Return each line of the records below that contains the string "Medio".

Stored data:
------------------------------------

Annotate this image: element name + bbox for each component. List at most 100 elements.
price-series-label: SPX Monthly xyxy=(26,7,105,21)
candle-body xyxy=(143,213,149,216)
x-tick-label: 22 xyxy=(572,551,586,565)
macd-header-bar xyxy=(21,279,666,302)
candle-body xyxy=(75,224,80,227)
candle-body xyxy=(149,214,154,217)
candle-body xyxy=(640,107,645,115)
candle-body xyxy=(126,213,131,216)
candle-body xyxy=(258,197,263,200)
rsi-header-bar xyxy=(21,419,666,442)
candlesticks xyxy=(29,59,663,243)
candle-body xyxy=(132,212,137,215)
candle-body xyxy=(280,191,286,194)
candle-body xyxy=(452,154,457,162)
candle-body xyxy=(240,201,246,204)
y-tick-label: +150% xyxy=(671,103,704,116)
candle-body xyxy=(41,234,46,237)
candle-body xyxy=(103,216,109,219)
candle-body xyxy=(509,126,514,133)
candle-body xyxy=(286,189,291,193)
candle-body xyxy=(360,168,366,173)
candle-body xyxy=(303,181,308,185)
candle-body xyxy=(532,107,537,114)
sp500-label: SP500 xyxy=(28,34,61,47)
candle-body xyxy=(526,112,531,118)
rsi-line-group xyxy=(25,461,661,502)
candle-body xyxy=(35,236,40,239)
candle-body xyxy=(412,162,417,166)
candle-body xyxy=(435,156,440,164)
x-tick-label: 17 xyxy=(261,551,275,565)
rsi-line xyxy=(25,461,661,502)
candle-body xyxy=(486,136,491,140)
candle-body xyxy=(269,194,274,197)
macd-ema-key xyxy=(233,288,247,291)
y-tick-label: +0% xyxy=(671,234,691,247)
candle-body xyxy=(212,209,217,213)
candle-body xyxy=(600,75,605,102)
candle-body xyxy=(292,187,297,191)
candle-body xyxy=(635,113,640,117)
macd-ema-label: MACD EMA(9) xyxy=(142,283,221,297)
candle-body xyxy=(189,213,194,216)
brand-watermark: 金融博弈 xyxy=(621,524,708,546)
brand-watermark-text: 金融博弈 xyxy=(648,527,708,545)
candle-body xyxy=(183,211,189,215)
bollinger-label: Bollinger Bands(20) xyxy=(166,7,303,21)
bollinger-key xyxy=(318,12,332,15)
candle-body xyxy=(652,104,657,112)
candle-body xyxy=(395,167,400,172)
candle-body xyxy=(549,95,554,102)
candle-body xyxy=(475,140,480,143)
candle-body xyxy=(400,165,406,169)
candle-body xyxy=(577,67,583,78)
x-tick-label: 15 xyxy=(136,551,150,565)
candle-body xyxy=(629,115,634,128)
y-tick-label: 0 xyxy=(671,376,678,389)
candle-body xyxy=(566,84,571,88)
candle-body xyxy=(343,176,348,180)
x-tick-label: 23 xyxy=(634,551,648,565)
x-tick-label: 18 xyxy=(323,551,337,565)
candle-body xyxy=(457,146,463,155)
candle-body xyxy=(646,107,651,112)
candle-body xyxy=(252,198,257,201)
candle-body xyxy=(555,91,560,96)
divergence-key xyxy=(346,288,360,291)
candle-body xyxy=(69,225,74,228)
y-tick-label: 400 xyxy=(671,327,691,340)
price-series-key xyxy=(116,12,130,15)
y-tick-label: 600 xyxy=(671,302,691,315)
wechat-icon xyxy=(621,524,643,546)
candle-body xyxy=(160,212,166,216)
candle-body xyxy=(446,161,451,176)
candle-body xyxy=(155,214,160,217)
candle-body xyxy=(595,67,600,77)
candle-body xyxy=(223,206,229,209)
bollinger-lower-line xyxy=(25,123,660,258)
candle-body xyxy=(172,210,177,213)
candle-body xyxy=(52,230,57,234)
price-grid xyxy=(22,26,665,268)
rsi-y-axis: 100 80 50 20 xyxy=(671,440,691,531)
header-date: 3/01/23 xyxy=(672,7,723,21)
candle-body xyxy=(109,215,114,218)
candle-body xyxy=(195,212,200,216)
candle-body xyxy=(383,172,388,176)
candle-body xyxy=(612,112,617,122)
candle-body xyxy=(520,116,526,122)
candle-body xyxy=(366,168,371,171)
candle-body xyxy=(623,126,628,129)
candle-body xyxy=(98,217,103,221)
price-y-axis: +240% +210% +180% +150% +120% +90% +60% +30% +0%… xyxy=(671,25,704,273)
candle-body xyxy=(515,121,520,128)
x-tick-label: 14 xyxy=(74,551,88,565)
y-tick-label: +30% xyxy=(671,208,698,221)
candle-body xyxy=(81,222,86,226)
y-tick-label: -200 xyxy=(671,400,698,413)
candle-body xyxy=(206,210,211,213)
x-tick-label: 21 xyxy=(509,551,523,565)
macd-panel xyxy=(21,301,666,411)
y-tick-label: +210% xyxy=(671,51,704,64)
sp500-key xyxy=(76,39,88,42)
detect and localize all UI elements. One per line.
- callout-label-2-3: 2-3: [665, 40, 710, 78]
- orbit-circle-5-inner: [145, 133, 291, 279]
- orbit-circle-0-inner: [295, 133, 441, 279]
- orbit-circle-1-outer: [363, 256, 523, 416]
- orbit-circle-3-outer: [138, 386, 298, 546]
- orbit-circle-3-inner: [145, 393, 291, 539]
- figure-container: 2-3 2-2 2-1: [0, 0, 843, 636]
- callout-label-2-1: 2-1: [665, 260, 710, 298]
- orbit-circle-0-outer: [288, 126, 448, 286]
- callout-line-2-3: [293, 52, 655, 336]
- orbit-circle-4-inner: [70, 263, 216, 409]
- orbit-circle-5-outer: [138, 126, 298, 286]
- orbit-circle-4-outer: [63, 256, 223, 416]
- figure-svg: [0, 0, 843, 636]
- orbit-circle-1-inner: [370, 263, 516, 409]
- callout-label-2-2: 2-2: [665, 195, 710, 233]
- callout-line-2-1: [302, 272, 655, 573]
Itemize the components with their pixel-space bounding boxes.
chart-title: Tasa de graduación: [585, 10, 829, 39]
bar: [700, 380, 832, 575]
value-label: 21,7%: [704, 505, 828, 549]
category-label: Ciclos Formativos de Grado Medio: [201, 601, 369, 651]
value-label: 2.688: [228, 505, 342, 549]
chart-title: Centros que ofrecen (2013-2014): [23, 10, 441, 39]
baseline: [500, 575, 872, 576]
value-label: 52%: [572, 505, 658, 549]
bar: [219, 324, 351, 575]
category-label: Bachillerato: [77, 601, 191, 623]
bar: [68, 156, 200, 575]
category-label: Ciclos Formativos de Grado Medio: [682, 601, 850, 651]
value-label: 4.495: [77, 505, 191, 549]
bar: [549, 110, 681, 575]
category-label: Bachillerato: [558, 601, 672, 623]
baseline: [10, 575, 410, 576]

------------------------------------

Output of the exercise:
category-label: Ciclos Formativos de Grado Medio: [201, 601, 369, 651]
category-label: Ciclos Formativos de Grado Medio: [682, 601, 850, 651]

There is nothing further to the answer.